(What you have to do):
Provide an exact reproduction of every entry.

(Data extract):
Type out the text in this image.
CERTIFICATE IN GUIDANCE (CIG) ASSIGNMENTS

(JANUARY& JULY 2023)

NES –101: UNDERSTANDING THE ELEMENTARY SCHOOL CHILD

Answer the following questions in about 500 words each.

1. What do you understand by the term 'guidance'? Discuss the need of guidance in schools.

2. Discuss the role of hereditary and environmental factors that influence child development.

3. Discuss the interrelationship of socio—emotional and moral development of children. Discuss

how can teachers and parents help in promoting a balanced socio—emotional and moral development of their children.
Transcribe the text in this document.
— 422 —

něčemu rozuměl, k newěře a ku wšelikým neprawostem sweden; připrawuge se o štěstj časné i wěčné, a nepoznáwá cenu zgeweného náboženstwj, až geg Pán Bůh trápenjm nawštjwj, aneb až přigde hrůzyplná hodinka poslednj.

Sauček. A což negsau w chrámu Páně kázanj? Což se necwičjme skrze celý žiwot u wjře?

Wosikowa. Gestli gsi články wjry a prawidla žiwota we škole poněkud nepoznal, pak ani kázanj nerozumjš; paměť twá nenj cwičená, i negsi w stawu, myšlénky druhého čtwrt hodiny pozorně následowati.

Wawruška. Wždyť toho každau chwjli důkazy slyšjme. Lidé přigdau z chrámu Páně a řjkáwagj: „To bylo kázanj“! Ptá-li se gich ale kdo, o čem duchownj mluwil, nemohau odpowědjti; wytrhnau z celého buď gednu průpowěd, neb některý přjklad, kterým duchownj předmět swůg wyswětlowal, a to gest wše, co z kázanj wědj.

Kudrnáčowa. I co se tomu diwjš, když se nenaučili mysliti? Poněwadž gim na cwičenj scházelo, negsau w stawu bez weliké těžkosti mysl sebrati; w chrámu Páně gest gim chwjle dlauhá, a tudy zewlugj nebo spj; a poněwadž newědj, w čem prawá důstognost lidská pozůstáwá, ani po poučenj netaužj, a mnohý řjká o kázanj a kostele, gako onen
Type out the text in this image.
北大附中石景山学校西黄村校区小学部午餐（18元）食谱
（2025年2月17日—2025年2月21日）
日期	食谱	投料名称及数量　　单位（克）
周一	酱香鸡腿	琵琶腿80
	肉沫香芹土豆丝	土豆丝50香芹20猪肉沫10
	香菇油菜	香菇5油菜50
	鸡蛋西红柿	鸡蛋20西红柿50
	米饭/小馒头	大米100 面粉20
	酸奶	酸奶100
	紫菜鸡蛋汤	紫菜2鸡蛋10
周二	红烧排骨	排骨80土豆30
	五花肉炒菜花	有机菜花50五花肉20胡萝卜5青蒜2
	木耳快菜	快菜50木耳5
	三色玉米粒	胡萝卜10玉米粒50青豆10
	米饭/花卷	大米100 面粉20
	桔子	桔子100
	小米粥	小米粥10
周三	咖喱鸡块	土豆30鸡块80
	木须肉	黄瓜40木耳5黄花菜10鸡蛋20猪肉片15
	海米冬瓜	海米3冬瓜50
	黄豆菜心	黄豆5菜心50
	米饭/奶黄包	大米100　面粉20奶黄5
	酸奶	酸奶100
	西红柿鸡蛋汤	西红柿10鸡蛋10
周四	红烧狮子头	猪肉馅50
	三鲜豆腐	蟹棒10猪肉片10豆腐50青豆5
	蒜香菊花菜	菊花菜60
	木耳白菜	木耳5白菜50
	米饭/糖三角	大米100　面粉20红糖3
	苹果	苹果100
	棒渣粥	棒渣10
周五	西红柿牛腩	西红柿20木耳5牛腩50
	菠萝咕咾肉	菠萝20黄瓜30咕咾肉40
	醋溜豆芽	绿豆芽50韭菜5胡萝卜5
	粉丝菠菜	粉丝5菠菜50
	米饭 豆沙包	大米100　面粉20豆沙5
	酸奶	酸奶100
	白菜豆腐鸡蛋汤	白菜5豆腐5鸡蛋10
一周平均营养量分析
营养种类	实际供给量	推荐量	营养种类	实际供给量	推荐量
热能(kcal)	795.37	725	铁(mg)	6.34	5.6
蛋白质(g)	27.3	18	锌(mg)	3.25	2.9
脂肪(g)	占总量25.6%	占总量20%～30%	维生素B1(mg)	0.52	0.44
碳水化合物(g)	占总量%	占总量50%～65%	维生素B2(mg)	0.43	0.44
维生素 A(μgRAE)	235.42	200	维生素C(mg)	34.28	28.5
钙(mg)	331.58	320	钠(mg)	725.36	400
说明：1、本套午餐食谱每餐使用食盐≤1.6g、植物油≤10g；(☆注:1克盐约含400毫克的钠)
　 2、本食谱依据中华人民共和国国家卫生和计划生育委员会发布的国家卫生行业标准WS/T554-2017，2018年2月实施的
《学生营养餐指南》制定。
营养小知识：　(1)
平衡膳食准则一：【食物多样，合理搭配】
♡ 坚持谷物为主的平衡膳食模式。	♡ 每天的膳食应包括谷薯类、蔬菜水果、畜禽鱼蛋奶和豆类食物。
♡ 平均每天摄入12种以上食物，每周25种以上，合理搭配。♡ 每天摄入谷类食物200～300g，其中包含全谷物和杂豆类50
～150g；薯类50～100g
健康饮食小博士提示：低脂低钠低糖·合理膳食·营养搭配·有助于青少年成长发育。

(Solution):
Type out the text in this image.
CERTIFICATE IN GUIDANCE (CIG) ASSIGNMENTS

(JANUARY& JULY 2023)

NES –101: UNDERSTANDING THE ELEMENTARY SCHOOL CHILD

Answer the following questions in about 500 words each.

1. What do you understand by the term 'guidance'? Discuss the need of guidance in schools.

2. Discuss the role of hereditary and environmental factors that influence child development.

3. Discuss the interrelationship of socio—emotional and moral development of children. Discuss

how can teachers and parents help in promoting a balanced socio—emotional and moral development of their children.
Transcribe the text in this document.
— 422 —

něčemu rozuměl, k newěře a ku wšelikým neprawostem sweden; připrawuge se o štěstj časné i wěčné, a nepoznáwá cenu zgeweného náboženstwj, až geg Pán Bůh trápenjm nawštjwj, aneb až přigde hrůzyplná hodinka poslednj.

Sauček. A což negsau w chrámu Páně kázanj? Což se necwičjme skrze celý žiwot u wjře?

Wosikowa. Gestli gsi články wjry a prawidla žiwota we škole poněkud nepoznal, pak ani kázanj nerozumjš; paměť twá nenj cwičená, i negsi w stawu, myšlénky druhého čtwrt hodiny pozorně následowati.

Wawruška. Wždyť toho každau chwjli důkazy slyšjme. Lidé přigdau z chrámu Páně a řjkáwagj: „To bylo kázanj“! Ptá-li se gich ale kdo, o čem duchownj mluwil, nemohau odpowědjti; wytrhnau z celého buď gednu průpowěd, neb některý přjklad, kterým duchownj předmět swůg wyswětlowal, a to gest wše, co z kázanj wědj.

Kudrnáčowa. I co se tomu diwjš, když se nenaučili mysliti? Poněwadž gim na cwičenj scházelo, negsau w stawu bez weliké těžkosti mysl sebrati; w chrámu Páně gest gim chwjle dlauhá, a tudy zewlugj nebo spj; a poněwadž newědj, w čem prawá důstognost lidská pozůstáwá, ani po poučenj netaužj, a mnohý řjká o kázanj a kostele, gako onen
Type out the text in this image.
北大附中石景山学校西黄村校区小学部午餐（18元）食谱
（2025年2月17日—2025年2月21日）
日期	食谱	投料名称及数量　　单位（克）
周一	酱香鸡腿	琵琶腿80
	肉沫香芹土豆丝	土豆丝50香芹20猪肉沫10
	香菇油菜	香菇5油菜50
	鸡蛋西红柿	鸡蛋20西红柿50
	米饭/小馒头	大米100 面粉20
	酸奶	酸奶100
	紫菜鸡蛋汤	紫菜2鸡蛋10
周二	红烧排骨	排骨80土豆30
	五花肉炒菜花	有机菜花50五花肉20胡萝卜5青蒜2
	木耳快菜	快菜50木耳5
	三色玉米粒	胡萝卜10玉米粒50青豆10
	米饭/花卷	大米100 面粉20
	桔子	桔子100
	小米粥	小米粥10
周三	咖喱鸡块	土豆30鸡块80
	木须肉	黄瓜40木耳5黄花菜10鸡蛋20猪肉片15
	海米冬瓜	海米3冬瓜50
	黄豆菜心	黄豆5菜心50
	米饭/奶黄包	大米100　面粉20奶黄5
	酸奶	酸奶100
	西红柿鸡蛋汤	西红柿10鸡蛋10
周四	红烧狮子头	猪肉馅50
	三鲜豆腐	蟹棒10猪肉片10豆腐50青豆5
	蒜香菊花菜	菊花菜60
	木耳白菜	木耳5白菜50
	米饭/糖三角	大米100　面粉20红糖3
	苹果	苹果100
	棒渣粥	棒渣10
周五	西红柿牛腩	西红柿20木耳5牛腩50
	菠萝咕咾肉	菠萝20黄瓜30咕咾肉40
	醋溜豆芽	绿豆芽50韭菜5胡萝卜5
	粉丝菠菜	粉丝5菠菜50
	米饭 豆沙包	大米100　面粉20豆沙5
	酸奶	酸奶100
	白菜豆腐鸡蛋汤	白菜5豆腐5鸡蛋10
一周平均营养量分析
营养种类	实际供给量	推荐量	营养种类	实际供给量	推荐量
热能(kcal)	795.37	725	铁(mg)	6.34	5.6
蛋白质(g)	27.3	18	锌(mg)	3.25	2.9
脂肪(g)	占总量25.6%	占总量20%～30%	维生素B1(mg)	0.52	0.44
碳水化合物(g)	占总量%	占总量50%～65%	维生素B2(mg)	0.43	0.44
维生素 A(μgRAE)	235.42	200	维生素C(mg)	34.28	28.5
钙(mg)	331.58	320	钠(mg)	725.36	400
说明：1、本套午餐食谱每餐使用食盐≤1.6g、植物油≤10g；(☆注:1克盐约含400毫克的钠)
　 2、本食谱依据中华人民共和国国家卫生和计划生育委员会发布的国家卫生行业标准WS/T554-2017，2018年2月实施的
《学生营养餐指南》制定。
营养小知识：　(1)
平衡膳食准则一：【食物多样，合理搭配】
♡ 坚持谷物为主的平衡膳食模式。	♡ 每天的膳食应包括谷薯类、蔬菜水果、畜禽鱼蛋奶和豆类食物。
♡ 平均每天摄入12种以上食物，每周25种以上，合理搭配。♡ 每天摄入谷类食物200～300g，其中包含全谷物和杂豆类50
～150g；薯类50～100g
健康饮食小博士提示：低脂低钠低糖·合理膳食·营养搭配·有助于青少年成长发育。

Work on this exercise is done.